:: Data to process ::
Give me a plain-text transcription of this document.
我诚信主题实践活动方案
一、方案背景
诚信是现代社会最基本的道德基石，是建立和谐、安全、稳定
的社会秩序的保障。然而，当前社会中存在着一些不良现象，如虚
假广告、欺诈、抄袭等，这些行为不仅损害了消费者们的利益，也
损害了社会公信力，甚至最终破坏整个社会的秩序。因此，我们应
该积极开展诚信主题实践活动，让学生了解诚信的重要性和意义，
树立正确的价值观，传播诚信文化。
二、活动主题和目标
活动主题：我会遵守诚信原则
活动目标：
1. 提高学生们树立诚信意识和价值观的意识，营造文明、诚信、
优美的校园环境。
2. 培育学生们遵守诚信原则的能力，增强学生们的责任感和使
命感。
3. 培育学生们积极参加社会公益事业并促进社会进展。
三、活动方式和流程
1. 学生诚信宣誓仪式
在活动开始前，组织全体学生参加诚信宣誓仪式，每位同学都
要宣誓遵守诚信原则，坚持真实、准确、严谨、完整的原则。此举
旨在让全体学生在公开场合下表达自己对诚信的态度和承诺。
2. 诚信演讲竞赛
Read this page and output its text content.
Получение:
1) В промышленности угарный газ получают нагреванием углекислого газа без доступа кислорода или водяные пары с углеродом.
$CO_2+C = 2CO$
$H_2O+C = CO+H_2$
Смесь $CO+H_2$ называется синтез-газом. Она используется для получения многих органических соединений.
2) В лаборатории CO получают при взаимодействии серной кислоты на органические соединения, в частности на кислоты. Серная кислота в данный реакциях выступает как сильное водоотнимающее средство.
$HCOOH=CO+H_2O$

:: Directive ::
Write out the whole listing again. Match it word for word.

:: Answer ::
Give me a plain-text transcription of this document.
我诚信主题实践活动方案
一、方案背景
诚信是现代社会最基本的道德基石，是建立和谐、安全、稳定
的社会秩序的保障。然而，当前社会中存在着一些不良现象，如虚
假广告、欺诈、抄袭等，这些行为不仅损害了消费者们的利益，也
损害了社会公信力，甚至最终破坏整个社会的秩序。因此，我们应
该积极开展诚信主题实践活动，让学生了解诚信的重要性和意义，
树立正确的价值观，传播诚信文化。
二、活动主题和目标
活动主题：我会遵守诚信原则
活动目标：
1. 提高学生们树立诚信意识和价值观的意识，营造文明、诚信、
优美的校园环境。
2. 培育学生们遵守诚信原则的能力，增强学生们的责任感和使
命感。
3. 培育学生们积极参加社会公益事业并促进社会进展。
三、活动方式和流程
1. 学生诚信宣誓仪式
在活动开始前，组织全体学生参加诚信宣誓仪式，每位同学都
要宣誓遵守诚信原则，坚持真实、准确、严谨、完整的原则。此举
旨在让全体学生在公开场合下表达自己对诚信的态度和承诺。
2. 诚信演讲竞赛
Read this page and output its text content.
Получение:
1) В промышленности угарный газ получают нагреванием углекислого газа без доступа кислорода или водяные пары с углеродом.
$CO_2+C = 2CO$
$H_2O+C = CO+H_2$
Смесь $CO+H_2$ называется синтез-газом. Она используется для получения многих органических соединений.
2) В лаборатории CO получают при взаимодействии серной кислоты на органические соединения, в частности на кислоты. Серная кислота в данный реакциях выступает как сильное водоотнимающее средство.
$HCOOH=CO+H_2O$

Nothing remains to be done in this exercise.